Skip every picture and transcribe the remaining material exactly.

- [Data to use]:
################
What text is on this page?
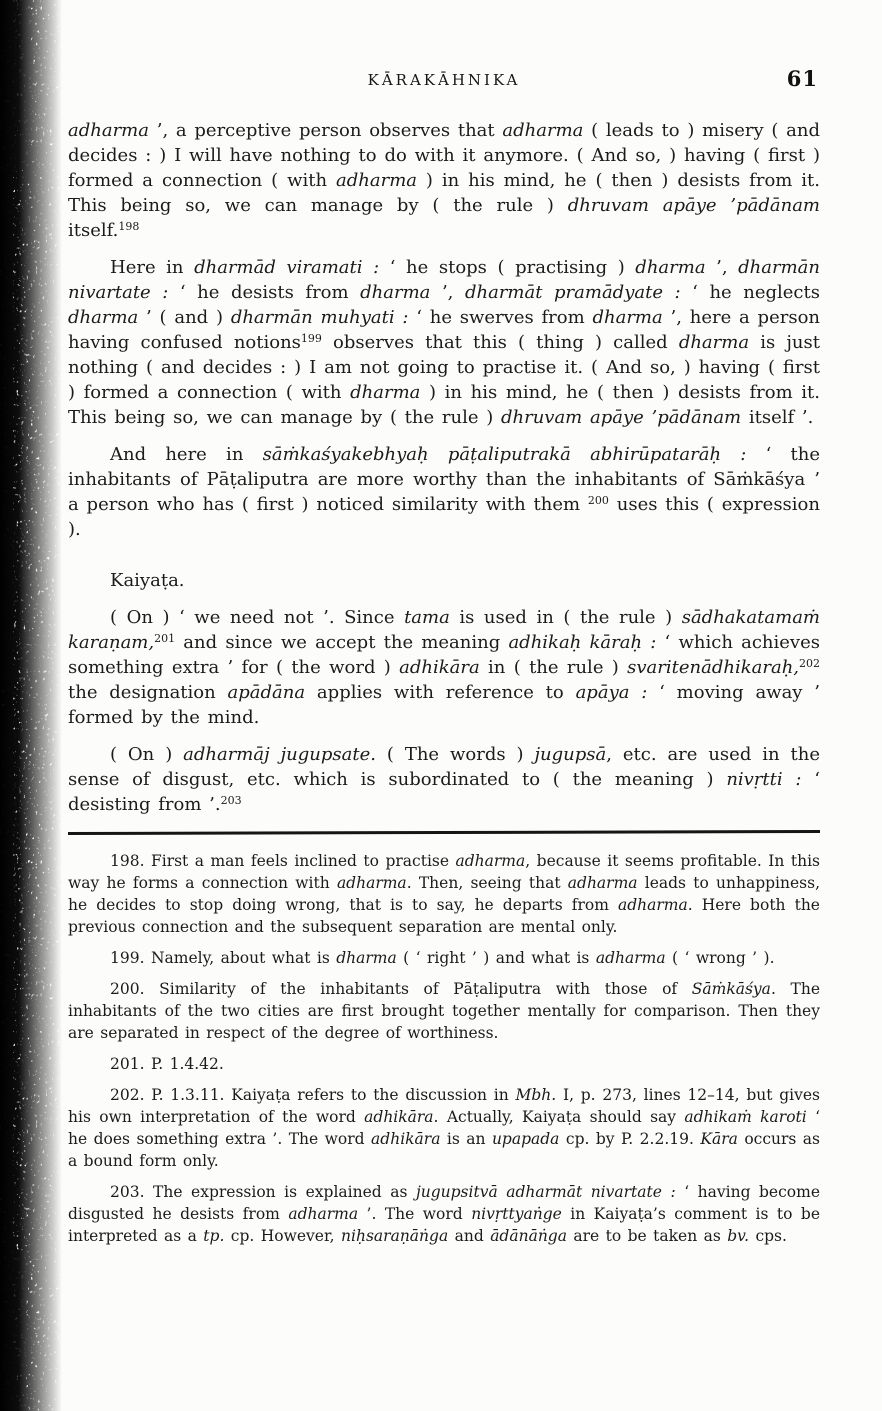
KĀRAKĀHNIKA	61

adharma ’, a perceptive person observes that adharma ( leads to ) misery ( and decides : ) I will have nothing to do with it anymore. ( And so, ) having ( first ) formed a connection ( with adharma ) in his mind, he ( then ) desists from it. This being so, we can manage by ( the rule ) dhruvam apāye ’pādānam itself.$^{198}$

Here in dharmād viramati : ‘ he stops ( practising ) dharma ’, dharmān nivartate : ‘ he desists from dharma ’, dharmāt pramādyate : ‘ he neglects dharma ’ ( and ) dharmān muhyati : ‘ he swerves from dharma ’, here a person having confused notions$^{199}$ observes that this ( thing ) called dharma is just nothing ( and decides : ) I am not going to practise it. ( And so, ) having ( first ) formed a connection ( with dharma ) in his mind, he ( then ) desists from it. This being so, we can manage by ( the rule ) dhruvam apāye ’pādānam itself ’.

And here in sāṁkaśyakebhyaḥ pāṭaliputrakā abhirūpatarāḥ : ‘ the inhabitants of Pāṭaliputra are more worthy than the inhabitants of Sāṁkāśya ’ a person who has ( first ) noticed similarity with them $^{200}$ uses this ( expression ).

Kaiyaṭa.

( On ) ‘ we need not ’. Since tama is used in ( the rule ) sādhakatamaṁ karaṇam,$^{201}$ and since we accept the meaning adhikaḥ kāraḥ : ‘ which achieves something extra ’ for ( the word ) adhikāra in ( the rule ) svaritenādhikaraḥ,$^{202}$ the designation apādāna applies with reference to apāya : ‘ moving away ’ formed by the mind.

( On ) adharmāj jugupsate. ( The words ) jugupsā, etc. are used in the sense of disgust, etc. which is subordinated to ( the meaning ) nivṛtti : ‘ desisting from ’.$^{203}$

198. First a man feels inclined to practise adharma, because it seems profitable. In this way he forms a connection with adharma. Then, seeing that adharma leads to unhappiness, he decides to stop doing wrong, that is to say, he departs from adharma. Here both the previous connection and the subsequent separation are mental only.

199. Namely, about what is dharma ( ‘ right ’ ) and what is adharma ( ‘ wrong ’ ).

200. Similarity of the inhabitants of Pāṭaliputra with those of Sāṁkāśya. The inhabitants of the two cities are first brought together mentally for comparison. Then they are separated in respect of the degree of worthiness.

201. P. 1.4.42.

202. P. 1.3.11. Kaiyaṭa refers to the discussion in Mbh. I, p. 273, lines 12–14, but gives his own interpretation of the word adhikāra. Actually, Kaiyaṭa should say adhikaṁ karoti ‘ he does something extra ’. The word adhikāra is an upapada cp. by P. 2.2.19. Kāra occurs as a bound form only.

203. The expression is explained as jugupsitvā adharmāt nivartate : ‘ having become disgusted he desists from adharma ’. The word nivṛttyaṅge in Kaiyaṭa’s comment is to be interpreted as a tp. cp. However, niḥsaraṇāṅga and ādānāṅga are to be taken as bv. cps.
################
- [Solution to this exercise]:
What text is on this page?
KĀRAKĀHNIKA	61

adharma ’, a perceptive person observes that adharma ( leads to ) misery ( and decides : ) I will have nothing to do with it anymore. ( And so, ) having ( first ) formed a connection ( with adharma ) in his mind, he ( then ) desists from it. This being so, we can manage by ( the rule ) dhruvam apāye ’pādānam itself.$^{198}$

Here in dharmād viramati : ‘ he stops ( practising ) dharma ’, dharmān nivartate : ‘ he desists from dharma ’, dharmāt pramādyate : ‘ he neglects dharma ’ ( and ) dharmān muhyati : ‘ he swerves from dharma ’, here a person having confused notions$^{199}$ observes that this ( thing ) called dharma is just nothing ( and decides : ) I am not going to practise it. ( And so, ) having ( first ) formed a connection ( with dharma ) in his mind, he ( then ) desists from it. This being so, we can manage by ( the rule ) dhruvam apāye ’pādānam itself ’.

And here in sāṁkaśyakebhyaḥ pāṭaliputrakā abhirūpatarāḥ : ‘ the inhabitants of Pāṭaliputra are more worthy than the inhabitants of Sāṁkāśya ’ a person who has ( first ) noticed similarity with them $^{200}$ uses this ( expression ).

Kaiyaṭa.

( On ) ‘ we need not ’. Since tama is used in ( the rule ) sādhakatamaṁ karaṇam,$^{201}$ and since we accept the meaning adhikaḥ kāraḥ : ‘ which achieves something extra ’ for ( the word ) adhikāra in ( the rule ) svaritenādhikaraḥ,$^{202}$ the designation apādāna applies with reference to apāya : ‘ moving away ’ formed by the mind.

( On ) adharmāj jugupsate. ( The words ) jugupsā, etc. are used in the sense of disgust, etc. which is subordinated to ( the meaning ) nivṛtti : ‘ desisting from ’.$^{203}$

198. First a man feels inclined to practise adharma, because it seems profitable. In this way he forms a connection with adharma. Then, seeing that adharma leads to unhappiness, he decides to stop doing wrong, that is to say, he departs from adharma. Here both the previous connection and the subsequent separation are mental only.

199. Namely, about what is dharma ( ‘ right ’ ) and what is adharma ( ‘ wrong ’ ).

200. Similarity of the inhabitants of Pāṭaliputra with those of Sāṁkāśya. The inhabitants of the two cities are first brought together mentally for comparison. Then they are separated in respect of the degree of worthiness.

201. P. 1.4.42.

202. P. 1.3.11. Kaiyaṭa refers to the discussion in Mbh. I, p. 273, lines 12–14, but gives his own interpretation of the word adhikāra. Actually, Kaiyaṭa should say adhikaṁ karoti ‘ he does something extra ’. The word adhikāra is an upapada cp. by P. 2.2.19. Kāra occurs as a bound form only.

203. The expression is explained as jugupsitvā adharmāt nivartate : ‘ having become disgusted he desists from adharma ’. The word nivṛttyaṅge in Kaiyaṭa’s comment is to be interpreted as a tp. cp. However, niḥsaraṇāṅga and ādānāṅga are to be taken as bv. cps.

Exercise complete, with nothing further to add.